### WORK TO COMPLETE
Scan the data for "color" and copy the lines it appears in.

***

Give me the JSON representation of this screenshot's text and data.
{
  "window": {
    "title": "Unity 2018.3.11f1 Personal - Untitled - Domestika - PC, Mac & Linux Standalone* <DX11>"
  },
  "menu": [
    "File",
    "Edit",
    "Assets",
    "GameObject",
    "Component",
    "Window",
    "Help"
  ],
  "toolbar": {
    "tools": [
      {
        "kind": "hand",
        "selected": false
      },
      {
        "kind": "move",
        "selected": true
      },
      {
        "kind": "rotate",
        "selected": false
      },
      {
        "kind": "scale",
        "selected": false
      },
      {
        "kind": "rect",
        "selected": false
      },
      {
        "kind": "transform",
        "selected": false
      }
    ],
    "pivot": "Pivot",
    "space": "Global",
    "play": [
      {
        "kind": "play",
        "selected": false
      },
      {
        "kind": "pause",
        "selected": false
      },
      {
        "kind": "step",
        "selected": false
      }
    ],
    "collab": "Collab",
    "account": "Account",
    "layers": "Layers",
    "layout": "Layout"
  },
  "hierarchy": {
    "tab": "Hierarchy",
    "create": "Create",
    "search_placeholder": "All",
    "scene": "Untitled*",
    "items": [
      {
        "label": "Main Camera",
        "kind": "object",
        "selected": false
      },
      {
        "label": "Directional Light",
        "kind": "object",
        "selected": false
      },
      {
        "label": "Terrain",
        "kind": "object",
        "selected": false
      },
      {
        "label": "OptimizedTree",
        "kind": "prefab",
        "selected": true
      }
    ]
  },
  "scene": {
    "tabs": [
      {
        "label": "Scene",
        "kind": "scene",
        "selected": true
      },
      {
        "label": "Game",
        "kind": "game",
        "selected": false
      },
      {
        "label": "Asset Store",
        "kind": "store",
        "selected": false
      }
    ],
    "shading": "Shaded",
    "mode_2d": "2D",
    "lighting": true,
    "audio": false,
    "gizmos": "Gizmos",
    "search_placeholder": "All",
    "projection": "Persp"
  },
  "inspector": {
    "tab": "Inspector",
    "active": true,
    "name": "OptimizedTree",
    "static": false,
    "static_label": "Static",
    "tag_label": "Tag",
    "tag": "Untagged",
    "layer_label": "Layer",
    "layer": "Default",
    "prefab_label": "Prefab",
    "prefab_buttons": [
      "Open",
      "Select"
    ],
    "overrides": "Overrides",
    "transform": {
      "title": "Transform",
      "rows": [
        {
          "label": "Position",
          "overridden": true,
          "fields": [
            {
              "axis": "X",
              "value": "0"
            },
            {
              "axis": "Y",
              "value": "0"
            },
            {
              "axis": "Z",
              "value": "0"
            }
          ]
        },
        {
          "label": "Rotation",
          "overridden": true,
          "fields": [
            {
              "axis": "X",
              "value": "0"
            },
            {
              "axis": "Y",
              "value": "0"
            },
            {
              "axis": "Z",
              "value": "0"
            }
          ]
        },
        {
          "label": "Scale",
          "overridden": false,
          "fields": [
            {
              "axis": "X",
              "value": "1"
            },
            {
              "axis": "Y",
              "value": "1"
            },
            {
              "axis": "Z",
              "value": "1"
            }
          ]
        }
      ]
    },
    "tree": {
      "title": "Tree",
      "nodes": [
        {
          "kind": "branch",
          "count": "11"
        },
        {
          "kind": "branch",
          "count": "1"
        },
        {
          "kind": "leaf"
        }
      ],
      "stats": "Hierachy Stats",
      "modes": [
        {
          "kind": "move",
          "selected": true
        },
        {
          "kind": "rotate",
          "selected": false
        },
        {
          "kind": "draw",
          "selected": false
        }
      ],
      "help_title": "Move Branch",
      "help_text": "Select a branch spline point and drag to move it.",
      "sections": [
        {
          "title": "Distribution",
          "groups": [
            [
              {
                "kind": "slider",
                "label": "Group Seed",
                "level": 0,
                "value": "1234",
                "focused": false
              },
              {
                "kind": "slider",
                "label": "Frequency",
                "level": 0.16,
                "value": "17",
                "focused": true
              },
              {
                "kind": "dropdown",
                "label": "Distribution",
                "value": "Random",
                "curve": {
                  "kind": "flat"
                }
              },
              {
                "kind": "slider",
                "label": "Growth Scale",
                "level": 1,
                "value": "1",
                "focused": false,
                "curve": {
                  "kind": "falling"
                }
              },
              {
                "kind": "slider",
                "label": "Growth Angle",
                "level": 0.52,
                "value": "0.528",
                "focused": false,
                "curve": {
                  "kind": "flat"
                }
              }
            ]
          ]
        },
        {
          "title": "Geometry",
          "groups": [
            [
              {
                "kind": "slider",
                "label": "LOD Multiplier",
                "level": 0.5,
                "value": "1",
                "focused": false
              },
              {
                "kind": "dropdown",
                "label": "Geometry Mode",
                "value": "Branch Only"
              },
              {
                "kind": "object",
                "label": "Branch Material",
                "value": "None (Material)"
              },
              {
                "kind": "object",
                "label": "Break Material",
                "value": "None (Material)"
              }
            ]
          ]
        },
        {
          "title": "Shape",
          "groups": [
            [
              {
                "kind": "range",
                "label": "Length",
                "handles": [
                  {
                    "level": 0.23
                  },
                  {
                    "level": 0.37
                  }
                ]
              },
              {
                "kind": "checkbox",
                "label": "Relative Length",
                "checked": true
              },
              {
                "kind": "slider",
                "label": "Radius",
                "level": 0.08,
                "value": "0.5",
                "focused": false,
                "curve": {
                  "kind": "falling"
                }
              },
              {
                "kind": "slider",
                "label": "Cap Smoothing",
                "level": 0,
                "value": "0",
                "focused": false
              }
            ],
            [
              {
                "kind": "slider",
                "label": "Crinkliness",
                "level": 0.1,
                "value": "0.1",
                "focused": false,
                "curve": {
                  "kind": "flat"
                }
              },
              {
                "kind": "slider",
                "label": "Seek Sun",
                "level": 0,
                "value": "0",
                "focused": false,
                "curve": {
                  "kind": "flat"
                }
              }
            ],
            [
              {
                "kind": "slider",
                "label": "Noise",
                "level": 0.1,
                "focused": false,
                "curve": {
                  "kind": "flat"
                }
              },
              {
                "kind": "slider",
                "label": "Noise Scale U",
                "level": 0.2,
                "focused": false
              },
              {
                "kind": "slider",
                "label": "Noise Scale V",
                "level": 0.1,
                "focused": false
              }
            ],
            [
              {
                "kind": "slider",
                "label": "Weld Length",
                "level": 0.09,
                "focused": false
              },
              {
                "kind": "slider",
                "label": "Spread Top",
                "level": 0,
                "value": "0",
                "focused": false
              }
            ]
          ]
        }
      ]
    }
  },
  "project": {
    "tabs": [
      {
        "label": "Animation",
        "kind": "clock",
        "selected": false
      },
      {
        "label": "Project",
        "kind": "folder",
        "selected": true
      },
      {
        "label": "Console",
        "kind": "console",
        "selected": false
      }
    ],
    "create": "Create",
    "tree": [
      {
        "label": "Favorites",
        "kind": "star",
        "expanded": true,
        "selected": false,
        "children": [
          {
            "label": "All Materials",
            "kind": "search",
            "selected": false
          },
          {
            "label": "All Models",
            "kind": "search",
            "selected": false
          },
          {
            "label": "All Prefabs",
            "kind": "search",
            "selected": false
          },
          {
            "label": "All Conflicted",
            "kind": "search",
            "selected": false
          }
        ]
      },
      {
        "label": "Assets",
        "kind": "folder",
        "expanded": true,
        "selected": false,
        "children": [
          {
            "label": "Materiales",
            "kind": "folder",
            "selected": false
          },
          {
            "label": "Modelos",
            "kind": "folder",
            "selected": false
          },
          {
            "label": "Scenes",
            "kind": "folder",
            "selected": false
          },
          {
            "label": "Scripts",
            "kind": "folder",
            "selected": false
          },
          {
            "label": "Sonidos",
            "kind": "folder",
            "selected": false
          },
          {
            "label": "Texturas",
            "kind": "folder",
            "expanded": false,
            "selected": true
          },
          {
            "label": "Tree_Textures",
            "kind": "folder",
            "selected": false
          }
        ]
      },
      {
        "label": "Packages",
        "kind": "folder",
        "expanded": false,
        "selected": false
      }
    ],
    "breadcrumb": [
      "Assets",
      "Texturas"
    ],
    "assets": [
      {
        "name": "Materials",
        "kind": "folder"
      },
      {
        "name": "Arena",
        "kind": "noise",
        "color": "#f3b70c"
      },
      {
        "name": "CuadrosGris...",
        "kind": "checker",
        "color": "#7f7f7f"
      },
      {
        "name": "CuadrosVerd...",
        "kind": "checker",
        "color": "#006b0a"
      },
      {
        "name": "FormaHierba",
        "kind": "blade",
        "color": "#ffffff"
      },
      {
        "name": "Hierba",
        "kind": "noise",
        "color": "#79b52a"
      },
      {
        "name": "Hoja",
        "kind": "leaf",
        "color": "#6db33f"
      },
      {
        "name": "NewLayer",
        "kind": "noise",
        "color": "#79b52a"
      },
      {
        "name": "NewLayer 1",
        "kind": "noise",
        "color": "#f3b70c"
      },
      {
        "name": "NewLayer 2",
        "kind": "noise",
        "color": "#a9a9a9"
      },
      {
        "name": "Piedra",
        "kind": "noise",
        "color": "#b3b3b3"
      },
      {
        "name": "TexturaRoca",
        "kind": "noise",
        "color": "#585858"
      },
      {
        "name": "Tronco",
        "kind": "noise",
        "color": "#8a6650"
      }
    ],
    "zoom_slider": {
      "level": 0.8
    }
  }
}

***

### REPLY TO THE TASK
        "color": "#f3b70c"
        "color": "#7f7f7f"
        "color": "#006b0a"
        "color": "#ffffff"
        "color": "#79b52a"
        "color": "#6db33f"
        "color": "#79b52a"
        "color": "#f3b70c"
        "color": "#a9a9a9"
        "color": "#b3b3b3"
        "color": "#585858"
        "color": "#8a6650"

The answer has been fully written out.